Your instructions » Reproduce the listing below in full and without alteration, apart from its pictures.

Source data »
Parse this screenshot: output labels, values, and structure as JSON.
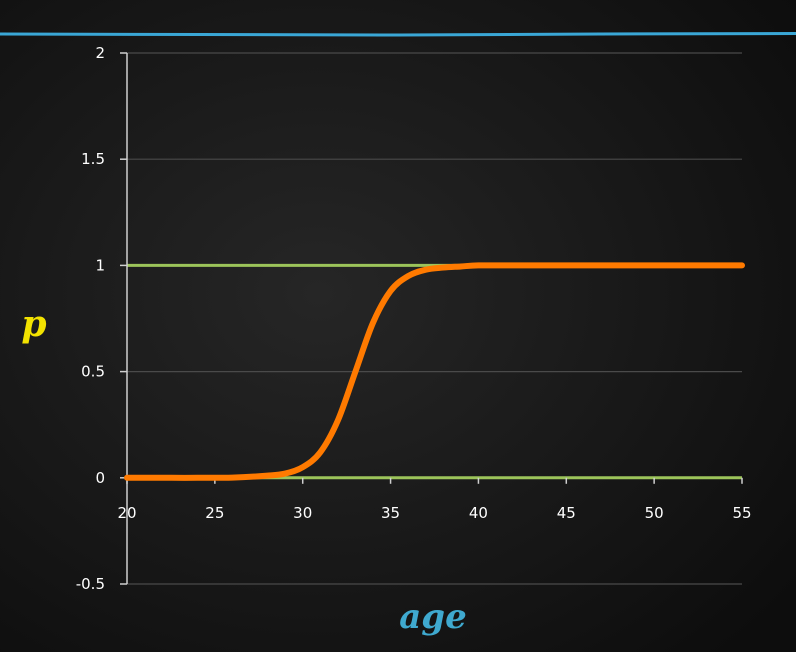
{
  "chart_data": {
    "type": "line",
    "xlabel": "age",
    "ylabel": "p",
    "xlim": [
      20,
      55
    ],
    "ylim": [
      -0.5,
      2
    ],
    "x_ticks": [
      "20",
      "25",
      "30",
      "35",
      "40",
      "45",
      "50",
      "55"
    ],
    "y_ticks": [
      "-0.5",
      "0",
      "0.5",
      "1",
      "1.5",
      "2"
    ],
    "grid": true,
    "reference_lines": [
      {
        "y": 0,
        "color": "#9cc45a"
      },
      {
        "y": 1,
        "color": "#9cc45a"
      }
    ],
    "series": [
      {
        "color": "#ff7a00",
        "x": [
          20,
          22,
          24,
          26,
          28,
          29,
          30,
          31,
          32,
          33,
          34,
          35,
          36,
          37,
          38,
          39,
          40,
          42,
          44,
          46,
          48,
          50,
          52,
          55
        ],
        "y": [
          0.0,
          0.0,
          0.0,
          0.001,
          0.01,
          0.02,
          0.05,
          0.12,
          0.27,
          0.5,
          0.73,
          0.88,
          0.95,
          0.98,
          0.99,
          0.995,
          1.0,
          1.0,
          1.0,
          1.0,
          1.0,
          1.0,
          1.0,
          1.0
        ]
      }
    ],
    "colors": {
      "background": "#141414",
      "top_rule": "#3aa7d6",
      "grid": "#4a4a4a",
      "axis": "#cfcfcf",
      "tick_text": "#ffffff",
      "ylabel": "#f2e200",
      "xlabel": "#3fa9cf"
    }
  }
}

Task result »
Parse this screenshot: output labels, values, and structure as JSON.
{
  "chart_data": {
    "type": "line",
    "xlabel": "age",
    "ylabel": "p",
    "xlim": [
      20,
      55
    ],
    "ylim": [
      -0.5,
      2
    ],
    "x_ticks": [
      "20",
      "25",
      "30",
      "35",
      "40",
      "45",
      "50",
      "55"
    ],
    "y_ticks": [
      "-0.5",
      "0",
      "0.5",
      "1",
      "1.5",
      "2"
    ],
    "grid": true,
    "reference_lines": [
      {
        "y": 0,
        "color": "#9cc45a"
      },
      {
        "y": 1,
        "color": "#9cc45a"
      }
    ],
    "series": [
      {
        "color": "#ff7a00",
        "x": [
          20,
          22,
          24,
          26,
          28,
          29,
          30,
          31,
          32,
          33,
          34,
          35,
          36,
          37,
          38,
          39,
          40,
          42,
          44,
          46,
          48,
          50,
          52,
          55
        ],
        "y": [
          0.0,
          0.0,
          0.0,
          0.001,
          0.01,
          0.02,
          0.05,
          0.12,
          0.27,
          0.5,
          0.73,
          0.88,
          0.95,
          0.98,
          0.99,
          0.995,
          1.0,
          1.0,
          1.0,
          1.0,
          1.0,
          1.0,
          1.0,
          1.0
        ]
      }
    ],
    "colors": {
      "background": "#141414",
      "top_rule": "#3aa7d6",
      "grid": "#4a4a4a",
      "axis": "#cfcfcf",
      "tick_text": "#ffffff",
      "ylabel": "#f2e200",
      "xlabel": "#3fa9cf"
    }
  }
}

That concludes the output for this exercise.